» INPUT RECORDS:

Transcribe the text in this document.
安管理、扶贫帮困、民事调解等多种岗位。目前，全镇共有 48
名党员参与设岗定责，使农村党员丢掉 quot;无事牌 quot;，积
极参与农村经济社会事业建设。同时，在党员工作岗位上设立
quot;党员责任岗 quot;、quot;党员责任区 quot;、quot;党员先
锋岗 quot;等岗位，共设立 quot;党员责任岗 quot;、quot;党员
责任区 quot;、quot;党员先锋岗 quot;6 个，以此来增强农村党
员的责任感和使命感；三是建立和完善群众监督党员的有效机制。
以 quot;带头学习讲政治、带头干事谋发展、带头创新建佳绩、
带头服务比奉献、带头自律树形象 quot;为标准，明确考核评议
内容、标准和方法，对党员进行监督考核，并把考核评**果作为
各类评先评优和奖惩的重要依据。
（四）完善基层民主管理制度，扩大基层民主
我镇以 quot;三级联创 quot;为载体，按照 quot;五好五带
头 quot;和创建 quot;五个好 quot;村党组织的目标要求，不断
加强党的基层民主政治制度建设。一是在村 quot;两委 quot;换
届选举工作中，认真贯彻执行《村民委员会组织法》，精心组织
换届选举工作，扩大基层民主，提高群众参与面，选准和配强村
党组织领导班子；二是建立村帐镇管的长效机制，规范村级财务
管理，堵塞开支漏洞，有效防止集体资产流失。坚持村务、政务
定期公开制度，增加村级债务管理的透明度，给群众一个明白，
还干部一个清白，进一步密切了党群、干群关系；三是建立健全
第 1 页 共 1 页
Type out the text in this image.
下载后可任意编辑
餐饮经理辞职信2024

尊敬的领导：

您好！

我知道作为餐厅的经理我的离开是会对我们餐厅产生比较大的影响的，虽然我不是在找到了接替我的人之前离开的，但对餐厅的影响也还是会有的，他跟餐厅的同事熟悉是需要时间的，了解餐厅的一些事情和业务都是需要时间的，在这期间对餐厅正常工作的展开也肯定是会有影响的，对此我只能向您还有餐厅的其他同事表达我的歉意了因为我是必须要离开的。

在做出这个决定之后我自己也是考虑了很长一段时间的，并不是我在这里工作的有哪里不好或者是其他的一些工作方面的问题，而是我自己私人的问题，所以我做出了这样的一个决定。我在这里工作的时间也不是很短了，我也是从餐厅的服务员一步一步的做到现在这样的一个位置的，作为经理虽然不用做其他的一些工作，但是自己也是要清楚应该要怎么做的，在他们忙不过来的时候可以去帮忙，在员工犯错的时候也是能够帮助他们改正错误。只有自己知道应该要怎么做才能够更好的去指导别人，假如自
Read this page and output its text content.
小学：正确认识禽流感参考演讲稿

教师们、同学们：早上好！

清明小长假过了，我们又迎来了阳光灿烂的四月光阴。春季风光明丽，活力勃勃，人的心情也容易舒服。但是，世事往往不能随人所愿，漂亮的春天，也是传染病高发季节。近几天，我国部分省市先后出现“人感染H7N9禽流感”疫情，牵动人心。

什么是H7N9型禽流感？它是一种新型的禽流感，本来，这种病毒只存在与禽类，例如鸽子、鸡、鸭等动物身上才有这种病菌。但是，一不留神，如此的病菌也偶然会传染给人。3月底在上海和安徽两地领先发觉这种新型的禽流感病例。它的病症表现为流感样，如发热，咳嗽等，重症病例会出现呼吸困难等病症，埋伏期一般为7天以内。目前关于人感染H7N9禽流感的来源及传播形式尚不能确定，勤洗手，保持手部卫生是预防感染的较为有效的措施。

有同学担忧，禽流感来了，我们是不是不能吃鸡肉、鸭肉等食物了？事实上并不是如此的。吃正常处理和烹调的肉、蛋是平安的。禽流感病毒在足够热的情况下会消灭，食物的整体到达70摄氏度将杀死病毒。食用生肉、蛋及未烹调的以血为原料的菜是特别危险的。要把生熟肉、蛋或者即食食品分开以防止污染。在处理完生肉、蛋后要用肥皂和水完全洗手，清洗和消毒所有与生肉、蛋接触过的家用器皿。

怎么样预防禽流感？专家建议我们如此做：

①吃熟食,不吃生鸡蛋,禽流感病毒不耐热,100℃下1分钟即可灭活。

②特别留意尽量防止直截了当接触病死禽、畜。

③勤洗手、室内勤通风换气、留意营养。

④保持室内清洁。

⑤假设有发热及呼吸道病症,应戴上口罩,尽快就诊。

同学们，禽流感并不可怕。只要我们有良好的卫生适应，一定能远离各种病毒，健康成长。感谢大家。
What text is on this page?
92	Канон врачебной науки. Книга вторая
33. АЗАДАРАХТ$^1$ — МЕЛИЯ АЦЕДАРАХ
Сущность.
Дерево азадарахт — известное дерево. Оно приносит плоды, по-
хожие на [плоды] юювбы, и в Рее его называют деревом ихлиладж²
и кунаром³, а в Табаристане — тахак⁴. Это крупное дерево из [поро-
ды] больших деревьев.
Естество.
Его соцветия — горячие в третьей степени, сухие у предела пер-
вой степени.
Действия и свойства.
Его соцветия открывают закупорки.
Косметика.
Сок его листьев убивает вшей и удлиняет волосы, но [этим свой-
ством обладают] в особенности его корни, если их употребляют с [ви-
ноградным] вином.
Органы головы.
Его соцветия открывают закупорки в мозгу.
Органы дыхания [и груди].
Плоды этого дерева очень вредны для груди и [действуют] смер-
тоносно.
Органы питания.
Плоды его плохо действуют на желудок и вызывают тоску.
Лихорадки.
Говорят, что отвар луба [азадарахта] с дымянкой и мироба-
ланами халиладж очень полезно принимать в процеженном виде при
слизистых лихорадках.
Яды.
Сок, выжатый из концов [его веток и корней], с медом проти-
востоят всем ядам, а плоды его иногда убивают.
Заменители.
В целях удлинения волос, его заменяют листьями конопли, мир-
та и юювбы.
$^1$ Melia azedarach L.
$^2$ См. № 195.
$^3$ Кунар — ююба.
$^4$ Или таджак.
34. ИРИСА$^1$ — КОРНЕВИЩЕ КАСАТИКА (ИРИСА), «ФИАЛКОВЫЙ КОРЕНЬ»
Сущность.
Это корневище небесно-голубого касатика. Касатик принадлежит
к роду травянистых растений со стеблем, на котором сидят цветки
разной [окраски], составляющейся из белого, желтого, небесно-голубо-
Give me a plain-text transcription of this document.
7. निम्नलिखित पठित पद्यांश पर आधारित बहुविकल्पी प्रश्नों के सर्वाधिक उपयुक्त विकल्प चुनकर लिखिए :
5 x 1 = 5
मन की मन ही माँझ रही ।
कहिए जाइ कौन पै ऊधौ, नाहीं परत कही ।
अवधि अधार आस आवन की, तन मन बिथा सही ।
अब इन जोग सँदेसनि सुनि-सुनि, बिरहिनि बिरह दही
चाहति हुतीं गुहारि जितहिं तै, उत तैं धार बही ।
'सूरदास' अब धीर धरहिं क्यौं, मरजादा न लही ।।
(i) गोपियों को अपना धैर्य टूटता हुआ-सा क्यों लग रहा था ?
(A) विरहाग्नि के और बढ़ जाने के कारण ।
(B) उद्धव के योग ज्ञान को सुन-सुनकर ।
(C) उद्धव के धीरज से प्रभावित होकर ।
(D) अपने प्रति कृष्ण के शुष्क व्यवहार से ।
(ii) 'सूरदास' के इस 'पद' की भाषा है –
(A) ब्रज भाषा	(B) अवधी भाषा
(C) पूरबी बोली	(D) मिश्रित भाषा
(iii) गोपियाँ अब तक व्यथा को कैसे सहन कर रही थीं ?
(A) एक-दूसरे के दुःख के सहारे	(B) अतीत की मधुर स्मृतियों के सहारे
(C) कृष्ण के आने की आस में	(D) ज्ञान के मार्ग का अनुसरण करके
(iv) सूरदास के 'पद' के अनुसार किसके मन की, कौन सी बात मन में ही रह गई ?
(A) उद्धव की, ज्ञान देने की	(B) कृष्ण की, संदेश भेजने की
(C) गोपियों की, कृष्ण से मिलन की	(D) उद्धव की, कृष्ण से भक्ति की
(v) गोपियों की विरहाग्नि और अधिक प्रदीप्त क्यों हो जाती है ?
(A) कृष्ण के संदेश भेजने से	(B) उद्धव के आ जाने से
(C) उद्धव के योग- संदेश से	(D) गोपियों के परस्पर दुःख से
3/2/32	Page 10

» DIRECTIVE:
Work out how many lines in the records above contain the word "党员责任岗", and reply with that number alone.

» RESPONSE TO THIS TASK:
2